• [Text block]
::::
Meanwhile in the commons the SNP railed against a vote on NHS funding in England which they were barred from voting on amid increasing frustration from the nationalists as they seek to hold a second independence referendum.

Here are the day's events as they happened:

Heathrow expansion depends on ‘conditions’, says Tory MP

Our correspondent Jon Sharman is at the COP26 climate summit launch event at the Science Museum, and he has been speaking to Tory MP Theresa Villiers about Heathrow expansion.

“Parliament has given outline planning permission for Heathrow expansion and now it’s for the promoters of the scheme to demonstrate that they can meet the really tough environmental conditions,” she told The Independent.

“If they can’t deliver on the conditions, obviously the future of the project is in question.

“But parliament has voted on it.”

Adam Forrest4 February 2020 10:19

‘Boris has proved himself a slippery fish’ say XR protesters

Extinction Rebellion protesters outside the Science Museum expressed scepticism about the prime minister tackling climate emergency.

James Westcott, 40, said of the pledge to ban diesel cars by 2035: “It’s way too late. We’re already choking and dying in London. I can’t believe he would boast about being early on something that’s so late.
::::
• [Records shown]
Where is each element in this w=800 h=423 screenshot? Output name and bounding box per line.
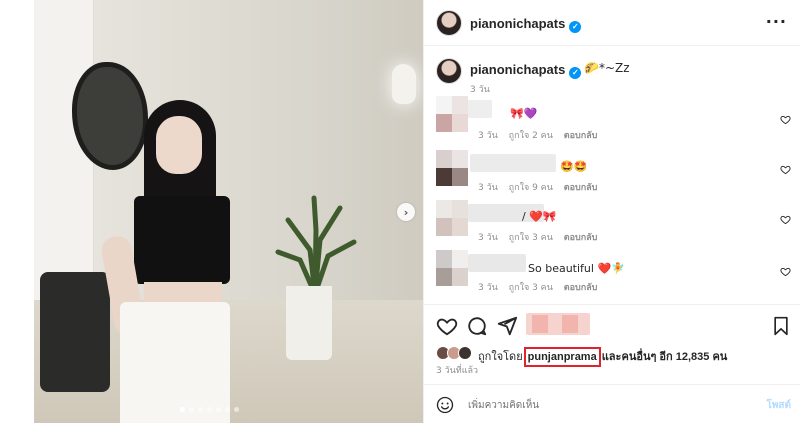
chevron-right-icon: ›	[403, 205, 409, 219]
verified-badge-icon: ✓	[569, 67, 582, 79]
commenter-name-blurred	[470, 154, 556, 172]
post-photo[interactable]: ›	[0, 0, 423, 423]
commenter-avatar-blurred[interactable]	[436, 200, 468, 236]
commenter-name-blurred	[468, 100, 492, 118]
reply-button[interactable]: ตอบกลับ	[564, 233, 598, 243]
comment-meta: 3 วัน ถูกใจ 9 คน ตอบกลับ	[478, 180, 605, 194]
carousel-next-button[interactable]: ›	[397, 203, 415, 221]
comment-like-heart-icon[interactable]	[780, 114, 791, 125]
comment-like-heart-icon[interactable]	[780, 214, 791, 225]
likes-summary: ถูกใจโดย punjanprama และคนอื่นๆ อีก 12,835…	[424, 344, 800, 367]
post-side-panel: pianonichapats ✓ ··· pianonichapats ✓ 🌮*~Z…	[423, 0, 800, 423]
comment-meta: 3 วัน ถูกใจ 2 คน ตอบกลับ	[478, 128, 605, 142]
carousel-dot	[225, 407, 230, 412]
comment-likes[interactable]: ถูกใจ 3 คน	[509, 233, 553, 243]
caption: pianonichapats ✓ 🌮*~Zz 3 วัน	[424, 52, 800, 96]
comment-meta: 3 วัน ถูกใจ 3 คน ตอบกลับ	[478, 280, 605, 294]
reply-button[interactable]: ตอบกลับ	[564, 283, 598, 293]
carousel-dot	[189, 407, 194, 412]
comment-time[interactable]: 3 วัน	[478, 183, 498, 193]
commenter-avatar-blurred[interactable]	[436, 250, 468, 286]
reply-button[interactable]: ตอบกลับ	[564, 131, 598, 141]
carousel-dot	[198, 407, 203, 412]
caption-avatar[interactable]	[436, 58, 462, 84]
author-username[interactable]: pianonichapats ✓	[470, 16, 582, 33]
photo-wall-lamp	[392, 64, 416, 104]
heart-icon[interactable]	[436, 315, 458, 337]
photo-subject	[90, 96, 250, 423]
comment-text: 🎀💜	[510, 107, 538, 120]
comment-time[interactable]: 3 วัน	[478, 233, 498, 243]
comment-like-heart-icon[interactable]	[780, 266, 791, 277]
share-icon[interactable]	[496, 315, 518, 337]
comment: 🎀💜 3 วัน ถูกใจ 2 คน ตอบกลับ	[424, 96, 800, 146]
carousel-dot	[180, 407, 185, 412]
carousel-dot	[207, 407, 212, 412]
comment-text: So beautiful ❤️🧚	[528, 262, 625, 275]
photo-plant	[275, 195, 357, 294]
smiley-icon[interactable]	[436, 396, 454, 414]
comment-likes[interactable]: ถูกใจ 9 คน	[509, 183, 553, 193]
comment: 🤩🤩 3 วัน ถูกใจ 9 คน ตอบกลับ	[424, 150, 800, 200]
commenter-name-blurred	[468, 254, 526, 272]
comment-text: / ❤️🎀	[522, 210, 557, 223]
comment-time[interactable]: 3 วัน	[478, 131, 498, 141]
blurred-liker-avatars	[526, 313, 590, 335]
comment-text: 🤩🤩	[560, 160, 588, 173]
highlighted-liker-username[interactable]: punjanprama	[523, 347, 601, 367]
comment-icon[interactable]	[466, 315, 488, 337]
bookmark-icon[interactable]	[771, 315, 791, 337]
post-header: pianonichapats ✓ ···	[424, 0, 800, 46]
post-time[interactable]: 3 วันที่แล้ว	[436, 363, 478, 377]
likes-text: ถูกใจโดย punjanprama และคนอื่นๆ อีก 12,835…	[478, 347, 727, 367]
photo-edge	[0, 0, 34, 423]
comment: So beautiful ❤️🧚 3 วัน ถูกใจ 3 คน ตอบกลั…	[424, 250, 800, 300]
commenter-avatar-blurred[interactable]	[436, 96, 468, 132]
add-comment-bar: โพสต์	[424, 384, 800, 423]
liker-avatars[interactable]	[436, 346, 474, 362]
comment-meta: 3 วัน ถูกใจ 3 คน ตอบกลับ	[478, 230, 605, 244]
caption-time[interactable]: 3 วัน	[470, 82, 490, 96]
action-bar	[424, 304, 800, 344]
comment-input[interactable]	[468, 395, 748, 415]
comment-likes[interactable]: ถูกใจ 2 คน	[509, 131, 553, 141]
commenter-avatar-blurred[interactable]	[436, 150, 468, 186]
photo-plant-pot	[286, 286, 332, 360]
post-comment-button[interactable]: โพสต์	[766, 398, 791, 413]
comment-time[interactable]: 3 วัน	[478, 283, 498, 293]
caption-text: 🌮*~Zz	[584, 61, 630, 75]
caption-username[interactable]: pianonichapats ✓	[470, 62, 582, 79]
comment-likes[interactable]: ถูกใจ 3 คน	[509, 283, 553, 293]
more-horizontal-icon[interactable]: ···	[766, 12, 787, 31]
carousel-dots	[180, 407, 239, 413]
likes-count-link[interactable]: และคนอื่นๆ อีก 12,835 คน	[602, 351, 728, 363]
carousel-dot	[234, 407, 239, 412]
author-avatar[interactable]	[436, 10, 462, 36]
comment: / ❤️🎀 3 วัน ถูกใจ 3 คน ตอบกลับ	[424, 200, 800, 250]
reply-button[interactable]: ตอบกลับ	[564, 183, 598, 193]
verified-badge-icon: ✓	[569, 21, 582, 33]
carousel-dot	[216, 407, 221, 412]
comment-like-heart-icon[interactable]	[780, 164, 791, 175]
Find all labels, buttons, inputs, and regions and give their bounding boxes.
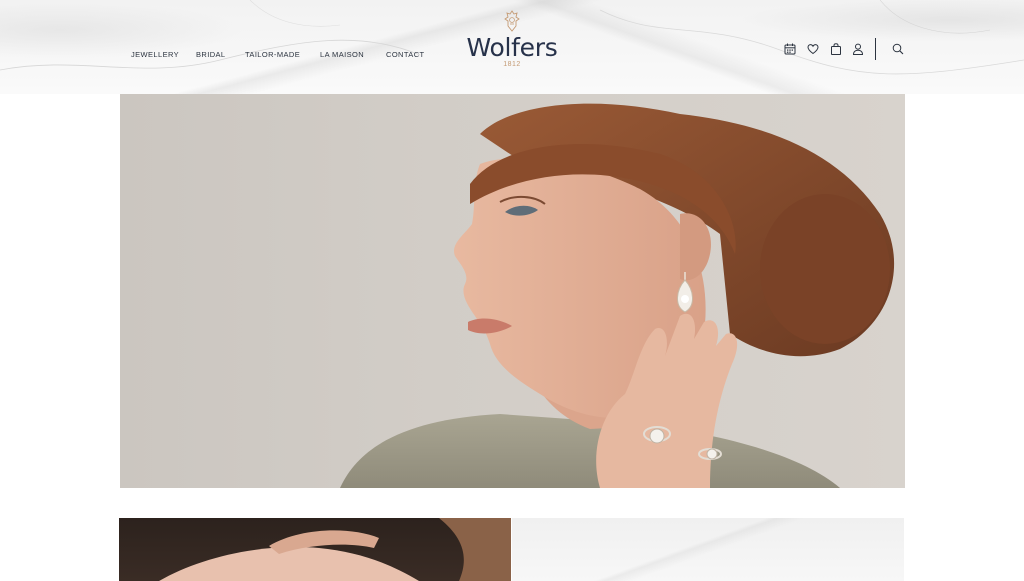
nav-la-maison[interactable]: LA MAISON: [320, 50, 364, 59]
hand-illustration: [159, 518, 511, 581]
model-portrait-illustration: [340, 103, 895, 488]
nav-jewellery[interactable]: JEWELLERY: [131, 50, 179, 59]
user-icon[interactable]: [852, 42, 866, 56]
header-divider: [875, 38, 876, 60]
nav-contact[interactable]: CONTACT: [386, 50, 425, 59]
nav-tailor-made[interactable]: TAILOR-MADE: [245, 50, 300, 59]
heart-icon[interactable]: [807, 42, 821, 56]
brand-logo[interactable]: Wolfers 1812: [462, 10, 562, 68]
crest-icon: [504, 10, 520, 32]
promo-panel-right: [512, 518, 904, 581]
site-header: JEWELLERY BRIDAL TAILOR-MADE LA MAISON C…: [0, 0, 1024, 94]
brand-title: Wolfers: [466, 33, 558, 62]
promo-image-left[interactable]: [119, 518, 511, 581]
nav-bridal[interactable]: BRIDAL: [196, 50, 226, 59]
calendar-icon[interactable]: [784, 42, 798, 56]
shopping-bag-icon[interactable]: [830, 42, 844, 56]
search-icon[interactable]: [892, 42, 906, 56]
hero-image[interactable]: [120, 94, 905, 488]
::::
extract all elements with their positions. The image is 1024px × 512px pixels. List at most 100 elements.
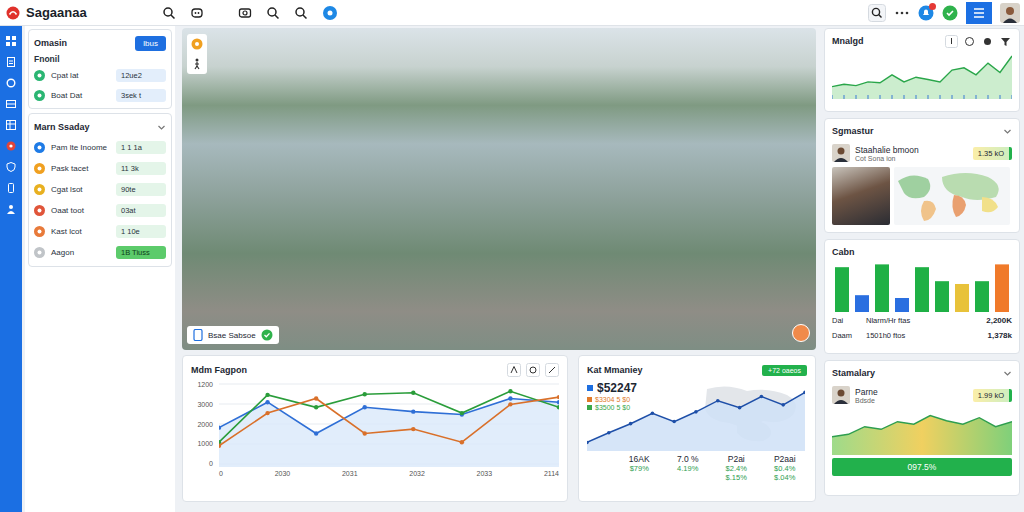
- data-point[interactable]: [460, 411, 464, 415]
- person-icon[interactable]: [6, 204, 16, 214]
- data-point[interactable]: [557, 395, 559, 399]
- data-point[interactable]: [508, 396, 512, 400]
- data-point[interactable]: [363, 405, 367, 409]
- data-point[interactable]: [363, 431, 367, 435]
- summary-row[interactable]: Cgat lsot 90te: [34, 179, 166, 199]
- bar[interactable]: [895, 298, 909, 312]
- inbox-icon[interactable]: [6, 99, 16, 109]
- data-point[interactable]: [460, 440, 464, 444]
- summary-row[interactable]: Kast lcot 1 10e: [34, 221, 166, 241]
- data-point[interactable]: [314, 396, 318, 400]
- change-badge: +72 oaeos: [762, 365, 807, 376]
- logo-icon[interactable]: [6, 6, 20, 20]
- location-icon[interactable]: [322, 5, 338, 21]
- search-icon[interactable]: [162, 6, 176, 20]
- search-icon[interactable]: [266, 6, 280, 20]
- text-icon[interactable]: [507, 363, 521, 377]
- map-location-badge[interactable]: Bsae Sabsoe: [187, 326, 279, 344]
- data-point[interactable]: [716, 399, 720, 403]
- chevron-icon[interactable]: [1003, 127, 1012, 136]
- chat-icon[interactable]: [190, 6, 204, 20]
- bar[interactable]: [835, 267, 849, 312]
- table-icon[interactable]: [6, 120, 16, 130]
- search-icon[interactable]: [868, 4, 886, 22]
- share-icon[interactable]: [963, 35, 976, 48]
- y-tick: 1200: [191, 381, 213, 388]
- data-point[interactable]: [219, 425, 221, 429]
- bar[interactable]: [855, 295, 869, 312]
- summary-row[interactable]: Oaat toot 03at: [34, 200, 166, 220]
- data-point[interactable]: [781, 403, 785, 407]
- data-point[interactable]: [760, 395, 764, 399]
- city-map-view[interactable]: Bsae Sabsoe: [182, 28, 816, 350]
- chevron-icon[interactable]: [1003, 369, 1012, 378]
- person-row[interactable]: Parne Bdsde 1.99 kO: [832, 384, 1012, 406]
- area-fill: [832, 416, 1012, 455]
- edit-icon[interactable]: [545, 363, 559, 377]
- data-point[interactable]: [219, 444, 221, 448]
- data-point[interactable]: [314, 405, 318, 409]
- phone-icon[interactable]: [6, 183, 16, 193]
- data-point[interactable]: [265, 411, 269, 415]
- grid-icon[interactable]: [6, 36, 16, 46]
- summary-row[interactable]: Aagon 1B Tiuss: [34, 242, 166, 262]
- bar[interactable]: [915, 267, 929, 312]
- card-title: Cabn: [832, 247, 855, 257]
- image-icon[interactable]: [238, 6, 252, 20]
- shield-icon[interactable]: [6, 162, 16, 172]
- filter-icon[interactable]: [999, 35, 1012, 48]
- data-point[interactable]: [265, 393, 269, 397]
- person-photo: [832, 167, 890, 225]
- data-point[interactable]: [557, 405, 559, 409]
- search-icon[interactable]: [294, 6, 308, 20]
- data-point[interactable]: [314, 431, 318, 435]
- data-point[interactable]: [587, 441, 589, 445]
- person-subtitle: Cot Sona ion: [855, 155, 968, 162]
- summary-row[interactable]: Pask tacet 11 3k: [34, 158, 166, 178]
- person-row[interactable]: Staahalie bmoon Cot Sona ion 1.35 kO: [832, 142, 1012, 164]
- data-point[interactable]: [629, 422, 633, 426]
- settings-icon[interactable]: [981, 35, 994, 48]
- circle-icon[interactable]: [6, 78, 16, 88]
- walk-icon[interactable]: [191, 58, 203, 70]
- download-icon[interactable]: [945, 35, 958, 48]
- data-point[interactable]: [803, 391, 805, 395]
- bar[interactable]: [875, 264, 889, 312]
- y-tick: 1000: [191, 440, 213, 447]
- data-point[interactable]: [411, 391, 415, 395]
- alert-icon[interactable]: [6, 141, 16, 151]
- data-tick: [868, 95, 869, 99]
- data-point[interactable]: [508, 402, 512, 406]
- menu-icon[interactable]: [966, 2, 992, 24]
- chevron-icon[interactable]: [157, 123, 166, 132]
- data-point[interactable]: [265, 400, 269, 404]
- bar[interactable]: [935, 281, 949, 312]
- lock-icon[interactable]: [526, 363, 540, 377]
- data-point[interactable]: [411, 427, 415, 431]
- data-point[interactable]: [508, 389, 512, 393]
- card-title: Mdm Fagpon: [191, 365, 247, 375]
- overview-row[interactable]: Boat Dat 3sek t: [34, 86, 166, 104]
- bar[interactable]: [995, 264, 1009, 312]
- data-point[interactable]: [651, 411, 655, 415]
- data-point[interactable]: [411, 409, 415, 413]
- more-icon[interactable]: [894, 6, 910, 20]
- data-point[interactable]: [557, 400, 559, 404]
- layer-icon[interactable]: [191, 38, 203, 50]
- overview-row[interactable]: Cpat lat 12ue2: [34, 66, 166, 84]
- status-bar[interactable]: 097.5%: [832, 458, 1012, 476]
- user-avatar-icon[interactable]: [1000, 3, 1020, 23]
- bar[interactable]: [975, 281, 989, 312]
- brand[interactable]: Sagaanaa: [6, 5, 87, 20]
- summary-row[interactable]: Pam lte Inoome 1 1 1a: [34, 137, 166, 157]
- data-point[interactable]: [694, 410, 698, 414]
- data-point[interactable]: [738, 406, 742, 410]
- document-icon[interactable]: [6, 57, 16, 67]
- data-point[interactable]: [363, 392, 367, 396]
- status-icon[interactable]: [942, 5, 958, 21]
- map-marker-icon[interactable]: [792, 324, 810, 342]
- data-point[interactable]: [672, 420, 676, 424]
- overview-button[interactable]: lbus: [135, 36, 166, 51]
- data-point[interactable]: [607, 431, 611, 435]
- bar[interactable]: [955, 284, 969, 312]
::::
• [Task brief] According to the live blog text, what must the promoters of the Heathrow expansion scheme demonstrate? Rely solely on the live blog text for this.

• [Solution to this problem] That they can meet the really tough environmental conditions.